■ **GIVEN EXERCISE**
Go through the entries below and print each one exactly, leaving out pictures.

■ **EXERCISE INPUTS**
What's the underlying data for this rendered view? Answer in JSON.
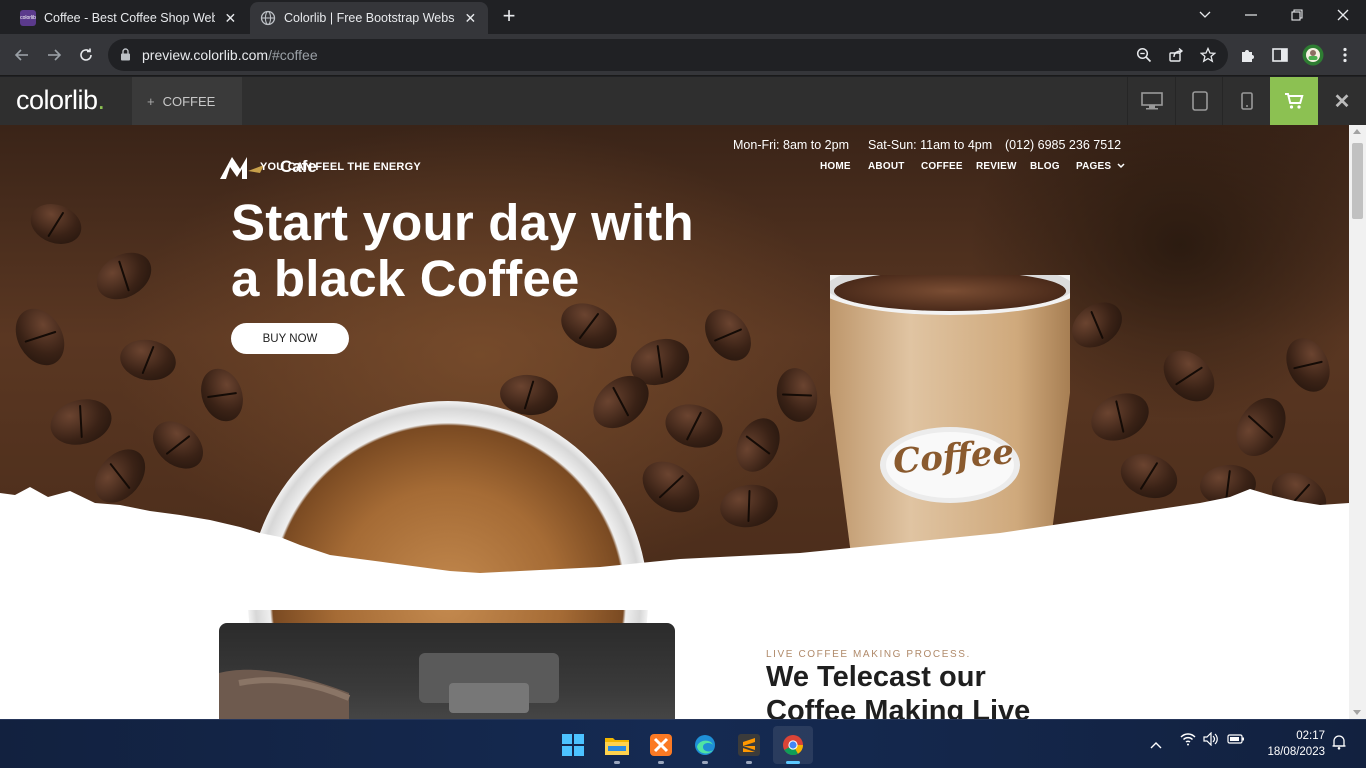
{
  "browser": {
    "tabs": [
      {
        "title": "Coffee - Best Coffee Shop Website",
        "favicon": "colorlib-favicon",
        "active": false
      },
      {
        "title": "Colorlib | Free Bootstrap Website",
        "favicon": "globe-icon",
        "active": true
      }
    ],
    "favicon_text": "colorlib",
    "url_host": "preview.colorlib.com",
    "url_path": "/#coffee"
  },
  "preview_bar": {
    "logo": "colorlib",
    "logo_dot": ".",
    "theme_plus": "+",
    "theme_label": "COFFEE",
    "accent": "#8cc152"
  },
  "site": {
    "brand_name": "Cafe",
    "tagline": "YOU CAN FEEL THE ENERGY",
    "hours": [
      "Mon-Fri: 8am to 2pm",
      "Sat-Sun: 11am to 4pm"
    ],
    "phone": "(012) 6985 236 7512",
    "nav": [
      "HOME",
      "ABOUT",
      "COFFEE",
      "REVIEW",
      "BLOG",
      "PAGES"
    ],
    "hero_title_line1": "Start your day with",
    "hero_title_line2": "a black Coffee",
    "buy_button": "BUY NOW",
    "cup_label": "Coffee",
    "section_eyebrow": "LIVE COFFEE MAKING PROCESS.",
    "section_title_line1": "We Telecast our",
    "section_title_line2": "Coffee Making Live"
  },
  "taskbar": {
    "apps": [
      "start-icon",
      "file-explorer-icon",
      "xampp-icon",
      "edge-icon",
      "sublime-text-icon",
      "chrome-icon"
    ],
    "time": "02:17",
    "date": "18/08/2023"
  }
}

■ **FINAL RESULT**
What's the underlying data for this rendered view? Answer in JSON.
{
  "browser": {
    "tabs": [
      {
        "title": "Coffee - Best Coffee Shop Website",
        "favicon": "colorlib-favicon",
        "active": false
      },
      {
        "title": "Colorlib | Free Bootstrap Website",
        "favicon": "globe-icon",
        "active": true
      }
    ],
    "favicon_text": "colorlib",
    "url_host": "preview.colorlib.com",
    "url_path": "/#coffee"
  },
  "preview_bar": {
    "logo": "colorlib",
    "logo_dot": ".",
    "theme_plus": "+",
    "theme_label": "COFFEE",
    "accent": "#8cc152"
  },
  "site": {
    "brand_name": "Cafe",
    "tagline": "YOU CAN FEEL THE ENERGY",
    "hours": [
      "Mon-Fri: 8am to 2pm",
      "Sat-Sun: 11am to 4pm"
    ],
    "phone": "(012) 6985 236 7512",
    "nav": [
      "HOME",
      "ABOUT",
      "COFFEE",
      "REVIEW",
      "BLOG",
      "PAGES"
    ],
    "hero_title_line1": "Start your day with",
    "hero_title_line2": "a black Coffee",
    "buy_button": "BUY NOW",
    "cup_label": "Coffee",
    "section_eyebrow": "LIVE COFFEE MAKING PROCESS.",
    "section_title_line1": "We Telecast our",
    "section_title_line2": "Coffee Making Live"
  },
  "taskbar": {
    "apps": [
      "start-icon",
      "file-explorer-icon",
      "xampp-icon",
      "edge-icon",
      "sublime-text-icon",
      "chrome-icon"
    ],
    "time": "02:17",
    "date": "18/08/2023"
  }
}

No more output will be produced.